Start
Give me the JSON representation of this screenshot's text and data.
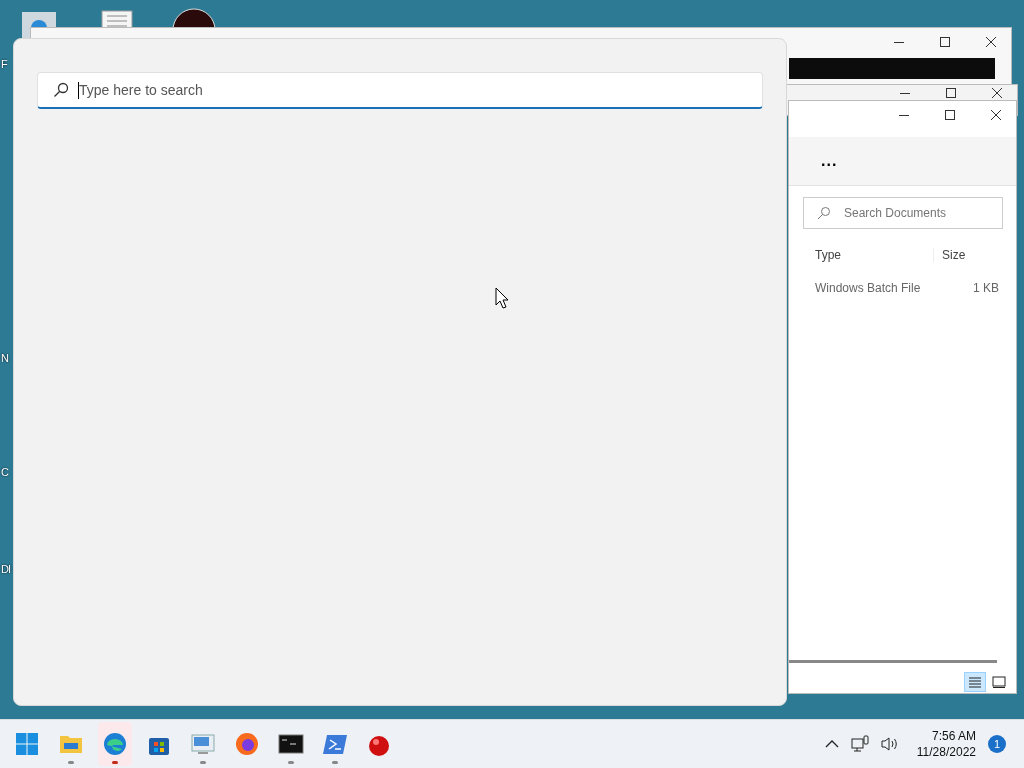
{
  "desktop": {
    "label_fragments": [
      {
        "text": "F"
      },
      {
        "text": "N"
      },
      {
        "text": "C"
      },
      {
        "text": "DI"
      }
    ]
  },
  "explorer": {
    "more": "...",
    "search": {
      "placeholder": "Search Documents"
    },
    "columns": [
      "Type",
      "Size"
    ],
    "rows": [
      {
        "type": "Windows Batch File",
        "size": "1 KB"
      }
    ],
    "views": [
      {
        "kind": "details",
        "selected": true
      },
      {
        "kind": "tiles",
        "selected": false
      }
    ]
  },
  "search_panel": {
    "search": {
      "placeholder": "Type here to search"
    }
  },
  "taskbar": {
    "apps": [
      {
        "kind": "start",
        "running": false,
        "selected": false
      },
      {
        "kind": "folder",
        "running": true,
        "selected": false
      },
      {
        "kind": "edge",
        "running": true,
        "selected": true
      },
      {
        "kind": "store",
        "running": false,
        "selected": false
      },
      {
        "kind": "remote",
        "running": true,
        "selected": false
      },
      {
        "kind": "firefox",
        "running": false,
        "selected": false
      },
      {
        "kind": "terminal",
        "running": true,
        "selected": false
      },
      {
        "kind": "powershell",
        "running": true,
        "selected": false
      },
      {
        "kind": "ball",
        "running": false,
        "selected": false
      }
    ],
    "time": "7:56 AM",
    "date": "11/28/2022",
    "notifications": "1"
  }
}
End
Instruction >> Print the records above exactly as they stand, but leave out the pictures.

Exercise result >>
Give me the JSON representation of this screenshot's text and data.
{
  "desktop": {
    "label_fragments": [
      {
        "text": "F"
      },
      {
        "text": "N"
      },
      {
        "text": "C"
      },
      {
        "text": "DI"
      }
    ]
  },
  "explorer": {
    "more": "...",
    "search": {
      "placeholder": "Search Documents"
    },
    "columns": [
      "Type",
      "Size"
    ],
    "rows": [
      {
        "type": "Windows Batch File",
        "size": "1 KB"
      }
    ],
    "views": [
      {
        "kind": "details",
        "selected": true
      },
      {
        "kind": "tiles",
        "selected": false
      }
    ]
  },
  "search_panel": {
    "search": {
      "placeholder": "Type here to search"
    }
  },
  "taskbar": {
    "apps": [
      {
        "kind": "start",
        "running": false,
        "selected": false
      },
      {
        "kind": "folder",
        "running": true,
        "selected": false
      },
      {
        "kind": "edge",
        "running": true,
        "selected": true
      },
      {
        "kind": "store",
        "running": false,
        "selected": false
      },
      {
        "kind": "remote",
        "running": true,
        "selected": false
      },
      {
        "kind": "firefox",
        "running": false,
        "selected": false
      },
      {
        "kind": "terminal",
        "running": true,
        "selected": false
      },
      {
        "kind": "powershell",
        "running": true,
        "selected": false
      },
      {
        "kind": "ball",
        "running": false,
        "selected": false
      }
    ],
    "time": "7:56 AM",
    "date": "11/28/2022",
    "notifications": "1"
  }
}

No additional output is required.